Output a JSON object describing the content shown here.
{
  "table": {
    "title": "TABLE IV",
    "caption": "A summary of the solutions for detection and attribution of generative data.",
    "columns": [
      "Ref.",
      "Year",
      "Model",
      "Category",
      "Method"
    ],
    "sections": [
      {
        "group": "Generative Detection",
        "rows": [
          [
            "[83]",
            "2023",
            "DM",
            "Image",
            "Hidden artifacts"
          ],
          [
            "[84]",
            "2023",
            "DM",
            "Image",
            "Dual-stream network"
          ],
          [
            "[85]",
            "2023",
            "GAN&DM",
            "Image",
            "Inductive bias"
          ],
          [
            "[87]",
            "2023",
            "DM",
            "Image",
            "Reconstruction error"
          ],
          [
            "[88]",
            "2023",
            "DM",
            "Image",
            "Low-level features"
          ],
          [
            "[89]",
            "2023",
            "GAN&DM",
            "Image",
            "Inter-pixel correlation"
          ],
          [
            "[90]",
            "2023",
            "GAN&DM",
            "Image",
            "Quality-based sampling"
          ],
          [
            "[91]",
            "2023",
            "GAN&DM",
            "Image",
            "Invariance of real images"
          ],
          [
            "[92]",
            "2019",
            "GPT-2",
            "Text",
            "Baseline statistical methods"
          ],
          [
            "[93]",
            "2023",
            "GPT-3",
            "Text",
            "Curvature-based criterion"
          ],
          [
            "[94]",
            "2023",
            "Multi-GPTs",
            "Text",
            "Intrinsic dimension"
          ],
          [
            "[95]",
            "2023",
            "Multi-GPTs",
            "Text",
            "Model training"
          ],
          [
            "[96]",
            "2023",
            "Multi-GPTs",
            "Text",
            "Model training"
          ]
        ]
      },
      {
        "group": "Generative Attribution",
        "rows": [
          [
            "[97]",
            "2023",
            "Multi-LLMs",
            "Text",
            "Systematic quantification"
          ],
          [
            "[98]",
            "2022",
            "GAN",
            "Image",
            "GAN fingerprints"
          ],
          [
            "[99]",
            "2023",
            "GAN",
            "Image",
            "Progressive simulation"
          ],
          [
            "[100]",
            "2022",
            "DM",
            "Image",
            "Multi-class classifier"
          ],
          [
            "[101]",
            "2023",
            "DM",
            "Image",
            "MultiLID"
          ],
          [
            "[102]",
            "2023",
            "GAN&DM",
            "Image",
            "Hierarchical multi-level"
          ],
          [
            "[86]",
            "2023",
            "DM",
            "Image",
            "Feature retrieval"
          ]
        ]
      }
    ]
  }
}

• [Written request] Recopy the entries above exactly, with every line included.

• [Correct response]
Output a JSON object describing the content shown here.
{
  "table": {
    "title": "TABLE IV",
    "caption": "A summary of the solutions for detection and attribution of generative data.",
    "columns": [
      "Ref.",
      "Year",
      "Model",
      "Category",
      "Method"
    ],
    "sections": [
      {
        "group": "Generative Detection",
        "rows": [
          [
            "[83]",
            "2023",
            "DM",
            "Image",
            "Hidden artifacts"
          ],
          [
            "[84]",
            "2023",
            "DM",
            "Image",
            "Dual-stream network"
          ],
          [
            "[85]",
            "2023",
            "GAN&DM",
            "Image",
            "Inductive bias"
          ],
          [
            "[87]",
            "2023",
            "DM",
            "Image",
            "Reconstruction error"
          ],
          [
            "[88]",
            "2023",
            "DM",
            "Image",
            "Low-level features"
          ],
          [
            "[89]",
            "2023",
            "GAN&DM",
            "Image",
            "Inter-pixel correlation"
          ],
          [
            "[90]",
            "2023",
            "GAN&DM",
            "Image",
            "Quality-based sampling"
          ],
          [
            "[91]",
            "2023",
            "GAN&DM",
            "Image",
            "Invariance of real images"
          ],
          [
            "[92]",
            "2019",
            "GPT-2",
            "Text",
            "Baseline statistical methods"
          ],
          [
            "[93]",
            "2023",
            "GPT-3",
            "Text",
            "Curvature-based criterion"
          ],
          [
            "[94]",
            "2023",
            "Multi-GPTs",
            "Text",
            "Intrinsic dimension"
          ],
          [
            "[95]",
            "2023",
            "Multi-GPTs",
            "Text",
            "Model training"
          ],
          [
            "[96]",
            "2023",
            "Multi-GPTs",
            "Text",
            "Model training"
          ]
        ]
      },
      {
        "group": "Generative Attribution",
        "rows": [
          [
            "[97]",
            "2023",
            "Multi-LLMs",
            "Text",
            "Systematic quantification"
          ],
          [
            "[98]",
            "2022",
            "GAN",
            "Image",
            "GAN fingerprints"
          ],
          [
            "[99]",
            "2023",
            "GAN",
            "Image",
            "Progressive simulation"
          ],
          [
            "[100]",
            "2022",
            "DM",
            "Image",
            "Multi-class classifier"
          ],
          [
            "[101]",
            "2023",
            "DM",
            "Image",
            "MultiLID"
          ],
          [
            "[102]",
            "2023",
            "GAN&DM",
            "Image",
            "Hierarchical multi-level"
          ],
          [
            "[86]",
            "2023",
            "DM",
            "Image",
            "Feature retrieval"
          ]
        ]
      }
    ]
  }
}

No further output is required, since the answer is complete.